Locate the line containing "Enumerate this screenshot's" in the material below; repeat it and every line after it, exactly as written.

---------- Records ----------

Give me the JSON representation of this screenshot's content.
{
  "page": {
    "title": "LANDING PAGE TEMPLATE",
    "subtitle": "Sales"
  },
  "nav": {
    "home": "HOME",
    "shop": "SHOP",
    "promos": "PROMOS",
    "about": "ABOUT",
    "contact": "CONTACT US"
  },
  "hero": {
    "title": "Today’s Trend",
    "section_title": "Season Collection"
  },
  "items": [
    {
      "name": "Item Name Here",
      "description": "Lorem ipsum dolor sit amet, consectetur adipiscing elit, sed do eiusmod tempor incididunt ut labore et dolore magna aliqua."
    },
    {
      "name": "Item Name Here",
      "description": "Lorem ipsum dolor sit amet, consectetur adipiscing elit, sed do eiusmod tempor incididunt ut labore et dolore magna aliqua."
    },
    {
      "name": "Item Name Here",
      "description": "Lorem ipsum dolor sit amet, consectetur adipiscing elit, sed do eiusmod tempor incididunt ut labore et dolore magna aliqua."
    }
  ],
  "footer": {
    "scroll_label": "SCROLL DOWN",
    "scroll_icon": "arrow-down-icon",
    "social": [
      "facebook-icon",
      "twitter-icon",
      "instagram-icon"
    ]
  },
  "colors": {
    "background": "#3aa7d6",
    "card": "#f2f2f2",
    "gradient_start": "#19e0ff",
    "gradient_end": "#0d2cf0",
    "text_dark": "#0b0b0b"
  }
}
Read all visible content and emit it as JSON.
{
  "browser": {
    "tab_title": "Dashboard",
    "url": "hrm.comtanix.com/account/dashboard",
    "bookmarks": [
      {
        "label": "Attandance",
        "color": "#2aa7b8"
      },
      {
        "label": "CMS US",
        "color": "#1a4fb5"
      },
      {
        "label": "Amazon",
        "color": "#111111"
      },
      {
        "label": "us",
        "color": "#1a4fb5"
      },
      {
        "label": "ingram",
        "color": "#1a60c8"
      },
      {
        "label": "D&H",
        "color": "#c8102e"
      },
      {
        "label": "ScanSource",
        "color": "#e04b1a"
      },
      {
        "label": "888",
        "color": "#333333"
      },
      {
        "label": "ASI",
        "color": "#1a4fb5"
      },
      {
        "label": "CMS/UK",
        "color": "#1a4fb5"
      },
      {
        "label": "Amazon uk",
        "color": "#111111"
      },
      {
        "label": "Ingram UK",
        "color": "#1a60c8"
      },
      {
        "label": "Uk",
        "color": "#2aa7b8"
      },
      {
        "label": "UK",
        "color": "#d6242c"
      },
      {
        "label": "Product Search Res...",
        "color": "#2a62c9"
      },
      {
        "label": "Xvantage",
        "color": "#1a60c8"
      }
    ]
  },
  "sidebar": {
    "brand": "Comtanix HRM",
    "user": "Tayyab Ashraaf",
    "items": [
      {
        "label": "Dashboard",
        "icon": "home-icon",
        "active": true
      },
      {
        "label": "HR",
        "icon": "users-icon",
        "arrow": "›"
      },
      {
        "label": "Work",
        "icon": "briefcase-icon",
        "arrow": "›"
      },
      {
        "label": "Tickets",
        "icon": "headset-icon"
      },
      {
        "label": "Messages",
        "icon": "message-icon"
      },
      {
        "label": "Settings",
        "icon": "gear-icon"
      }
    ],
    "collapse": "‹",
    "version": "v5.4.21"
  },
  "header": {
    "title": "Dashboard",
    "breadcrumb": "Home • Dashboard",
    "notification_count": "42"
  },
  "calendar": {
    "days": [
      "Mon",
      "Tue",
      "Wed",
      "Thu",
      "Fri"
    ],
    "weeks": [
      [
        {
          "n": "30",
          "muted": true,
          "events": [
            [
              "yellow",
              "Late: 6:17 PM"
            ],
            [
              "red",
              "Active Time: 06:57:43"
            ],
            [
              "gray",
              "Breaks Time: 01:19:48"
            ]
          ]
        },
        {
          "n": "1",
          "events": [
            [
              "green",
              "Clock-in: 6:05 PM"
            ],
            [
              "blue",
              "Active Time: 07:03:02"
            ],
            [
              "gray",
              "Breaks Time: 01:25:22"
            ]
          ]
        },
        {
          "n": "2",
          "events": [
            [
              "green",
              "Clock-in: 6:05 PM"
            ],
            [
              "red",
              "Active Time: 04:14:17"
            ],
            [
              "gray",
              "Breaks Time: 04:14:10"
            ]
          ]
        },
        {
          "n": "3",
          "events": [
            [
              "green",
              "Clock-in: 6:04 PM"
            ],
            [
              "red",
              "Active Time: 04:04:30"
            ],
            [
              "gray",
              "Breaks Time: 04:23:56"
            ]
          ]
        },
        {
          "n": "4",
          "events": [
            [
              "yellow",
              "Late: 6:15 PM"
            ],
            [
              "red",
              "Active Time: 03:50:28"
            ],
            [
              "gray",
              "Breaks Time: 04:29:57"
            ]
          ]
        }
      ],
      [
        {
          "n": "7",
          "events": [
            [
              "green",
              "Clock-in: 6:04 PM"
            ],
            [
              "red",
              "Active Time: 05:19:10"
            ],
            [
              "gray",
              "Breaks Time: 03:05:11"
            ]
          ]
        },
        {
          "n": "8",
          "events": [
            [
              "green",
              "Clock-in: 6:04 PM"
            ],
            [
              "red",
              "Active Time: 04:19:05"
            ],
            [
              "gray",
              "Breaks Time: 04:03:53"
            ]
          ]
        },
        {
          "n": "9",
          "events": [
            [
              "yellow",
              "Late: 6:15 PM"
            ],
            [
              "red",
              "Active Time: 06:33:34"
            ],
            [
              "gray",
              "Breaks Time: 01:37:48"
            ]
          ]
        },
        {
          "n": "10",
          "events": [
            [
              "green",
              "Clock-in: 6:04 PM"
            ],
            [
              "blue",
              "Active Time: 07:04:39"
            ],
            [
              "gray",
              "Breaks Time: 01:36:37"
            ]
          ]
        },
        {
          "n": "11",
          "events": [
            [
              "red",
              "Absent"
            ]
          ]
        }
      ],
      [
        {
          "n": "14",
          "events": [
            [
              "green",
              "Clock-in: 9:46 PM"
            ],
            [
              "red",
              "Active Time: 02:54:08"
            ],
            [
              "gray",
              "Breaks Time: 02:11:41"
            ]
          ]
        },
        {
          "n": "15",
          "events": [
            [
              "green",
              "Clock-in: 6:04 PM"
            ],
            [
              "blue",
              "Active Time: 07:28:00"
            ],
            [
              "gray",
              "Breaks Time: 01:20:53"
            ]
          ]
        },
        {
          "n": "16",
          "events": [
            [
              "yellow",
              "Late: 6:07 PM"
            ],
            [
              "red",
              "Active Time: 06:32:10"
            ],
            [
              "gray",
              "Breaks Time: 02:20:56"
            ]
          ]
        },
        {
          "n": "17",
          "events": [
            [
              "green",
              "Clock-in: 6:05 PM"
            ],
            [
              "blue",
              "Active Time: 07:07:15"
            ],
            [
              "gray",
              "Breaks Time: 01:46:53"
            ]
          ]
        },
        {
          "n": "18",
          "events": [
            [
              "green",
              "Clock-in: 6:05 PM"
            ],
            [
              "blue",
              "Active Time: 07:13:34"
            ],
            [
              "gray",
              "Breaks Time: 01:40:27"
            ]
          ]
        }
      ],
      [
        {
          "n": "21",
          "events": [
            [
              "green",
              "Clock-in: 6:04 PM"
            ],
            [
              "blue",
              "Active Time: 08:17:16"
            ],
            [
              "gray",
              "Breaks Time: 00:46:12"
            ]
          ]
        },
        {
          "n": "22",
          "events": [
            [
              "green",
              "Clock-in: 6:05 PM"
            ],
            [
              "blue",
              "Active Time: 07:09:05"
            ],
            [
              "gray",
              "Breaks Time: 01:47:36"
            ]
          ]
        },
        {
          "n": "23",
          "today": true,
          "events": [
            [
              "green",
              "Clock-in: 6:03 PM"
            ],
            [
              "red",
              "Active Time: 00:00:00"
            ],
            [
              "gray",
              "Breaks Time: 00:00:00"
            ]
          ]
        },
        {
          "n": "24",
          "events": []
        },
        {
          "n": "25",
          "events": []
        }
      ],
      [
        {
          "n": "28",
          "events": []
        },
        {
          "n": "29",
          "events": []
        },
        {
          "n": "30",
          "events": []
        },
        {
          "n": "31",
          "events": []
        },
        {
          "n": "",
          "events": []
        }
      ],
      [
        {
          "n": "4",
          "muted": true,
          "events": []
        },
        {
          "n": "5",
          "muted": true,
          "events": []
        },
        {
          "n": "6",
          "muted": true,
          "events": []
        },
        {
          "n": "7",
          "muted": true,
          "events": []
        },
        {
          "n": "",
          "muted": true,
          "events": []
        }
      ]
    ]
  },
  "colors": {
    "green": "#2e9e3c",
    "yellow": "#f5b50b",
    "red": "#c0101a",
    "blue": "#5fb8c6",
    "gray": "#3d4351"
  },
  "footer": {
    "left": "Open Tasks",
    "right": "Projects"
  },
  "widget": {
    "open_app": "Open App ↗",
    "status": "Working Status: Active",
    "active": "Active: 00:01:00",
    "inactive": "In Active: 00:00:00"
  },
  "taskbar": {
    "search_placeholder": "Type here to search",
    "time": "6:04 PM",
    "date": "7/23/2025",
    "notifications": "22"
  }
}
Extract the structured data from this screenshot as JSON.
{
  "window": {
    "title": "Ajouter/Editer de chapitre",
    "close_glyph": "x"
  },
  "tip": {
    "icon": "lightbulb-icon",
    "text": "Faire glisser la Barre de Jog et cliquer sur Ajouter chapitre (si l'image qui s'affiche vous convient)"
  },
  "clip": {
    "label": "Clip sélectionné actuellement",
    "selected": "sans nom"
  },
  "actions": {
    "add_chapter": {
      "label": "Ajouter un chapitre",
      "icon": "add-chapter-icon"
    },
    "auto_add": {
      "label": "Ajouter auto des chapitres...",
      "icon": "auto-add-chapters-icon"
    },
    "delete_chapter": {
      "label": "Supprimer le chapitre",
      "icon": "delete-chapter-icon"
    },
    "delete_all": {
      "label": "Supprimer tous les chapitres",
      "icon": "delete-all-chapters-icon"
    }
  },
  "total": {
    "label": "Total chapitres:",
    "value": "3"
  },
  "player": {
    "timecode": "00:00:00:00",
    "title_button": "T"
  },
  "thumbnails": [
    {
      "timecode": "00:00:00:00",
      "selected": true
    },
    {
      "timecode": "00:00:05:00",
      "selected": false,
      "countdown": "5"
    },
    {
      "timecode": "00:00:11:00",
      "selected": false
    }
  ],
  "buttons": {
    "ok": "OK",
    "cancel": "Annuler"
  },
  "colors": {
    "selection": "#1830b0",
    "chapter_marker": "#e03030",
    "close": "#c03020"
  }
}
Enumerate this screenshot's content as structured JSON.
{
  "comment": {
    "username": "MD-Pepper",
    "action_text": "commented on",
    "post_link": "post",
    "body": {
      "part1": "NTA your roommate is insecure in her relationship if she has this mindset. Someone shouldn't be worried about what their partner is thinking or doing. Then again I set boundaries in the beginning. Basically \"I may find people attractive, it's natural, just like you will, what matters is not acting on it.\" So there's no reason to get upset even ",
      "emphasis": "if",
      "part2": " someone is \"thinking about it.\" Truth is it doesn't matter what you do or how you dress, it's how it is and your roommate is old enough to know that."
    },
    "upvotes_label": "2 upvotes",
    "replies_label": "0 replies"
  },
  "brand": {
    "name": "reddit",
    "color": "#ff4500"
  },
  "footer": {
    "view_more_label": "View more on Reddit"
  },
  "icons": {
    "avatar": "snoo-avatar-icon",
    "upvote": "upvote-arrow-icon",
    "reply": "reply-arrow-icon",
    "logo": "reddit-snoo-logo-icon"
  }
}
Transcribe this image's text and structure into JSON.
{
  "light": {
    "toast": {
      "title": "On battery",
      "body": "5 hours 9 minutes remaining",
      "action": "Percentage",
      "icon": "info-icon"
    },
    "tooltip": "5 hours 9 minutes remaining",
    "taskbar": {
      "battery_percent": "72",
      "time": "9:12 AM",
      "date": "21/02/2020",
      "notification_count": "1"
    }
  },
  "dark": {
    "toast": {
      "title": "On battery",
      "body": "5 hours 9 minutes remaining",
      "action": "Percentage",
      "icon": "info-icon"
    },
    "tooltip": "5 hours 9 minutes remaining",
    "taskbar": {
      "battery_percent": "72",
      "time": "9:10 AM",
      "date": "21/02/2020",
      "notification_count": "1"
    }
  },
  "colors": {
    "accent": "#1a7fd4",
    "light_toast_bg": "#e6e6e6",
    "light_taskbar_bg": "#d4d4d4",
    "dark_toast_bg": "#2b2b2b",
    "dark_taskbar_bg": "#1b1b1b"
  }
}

----------

**In response**
Enumerate this screenshot's content as structured JSON.
{
  "comment": {
    "username": "MD-Pepper",
    "action_text": "commented on",
    "post_link": "post",
    "body": {
      "part1": "NTA your roommate is insecure in her relationship if she has this mindset. Someone shouldn't be worried about what their partner is thinking or doing. Then again I set boundaries in the beginning. Basically \"I may find people attractive, it's natural, just like you will, what matters is not acting on it.\" So there's no reason to get upset even ",
      "emphasis": "if",
      "part2": " someone is \"thinking about it.\" Truth is it doesn't matter what you do or how you dress, it's how it is and your roommate is old enough to know that."
    },
    "upvotes_label": "2 upvotes",
    "replies_label": "0 replies"
  },
  "brand": {
    "name": "reddit",
    "color": "#ff4500"
  },
  "footer": {
    "view_more_label": "View more on Reddit"
  },
  "icons": {
    "avatar": "snoo-avatar-icon",
    "upvote": "upvote-arrow-icon",
    "reply": "reply-arrow-icon",
    "logo": "reddit-snoo-logo-icon"
  }
}
Transcribe this image's text and structure into JSON.
{
  "light": {
    "toast": {
      "title": "On battery",
      "body": "5 hours 9 minutes remaining",
      "action": "Percentage",
      "icon": "info-icon"
    },
    "tooltip": "5 hours 9 minutes remaining",
    "taskbar": {
      "battery_percent": "72",
      "time": "9:12 AM",
      "date": "21/02/2020",
      "notification_count": "1"
    }
  },
  "dark": {
    "toast": {
      "title": "On battery",
      "body": "5 hours 9 minutes remaining",
      "action": "Percentage",
      "icon": "info-icon"
    },
    "tooltip": "5 hours 9 minutes remaining",
    "taskbar": {
      "battery_percent": "72",
      "time": "9:10 AM",
      "date": "21/02/2020",
      "notification_count": "1"
    }
  },
  "colors": {
    "accent": "#1a7fd4",
    "light_toast_bg": "#e6e6e6",
    "light_taskbar_bg": "#d4d4d4",
    "dark_toast_bg": "#2b2b2b",
    "dark_taskbar_bg": "#1b1b1b"
  }
}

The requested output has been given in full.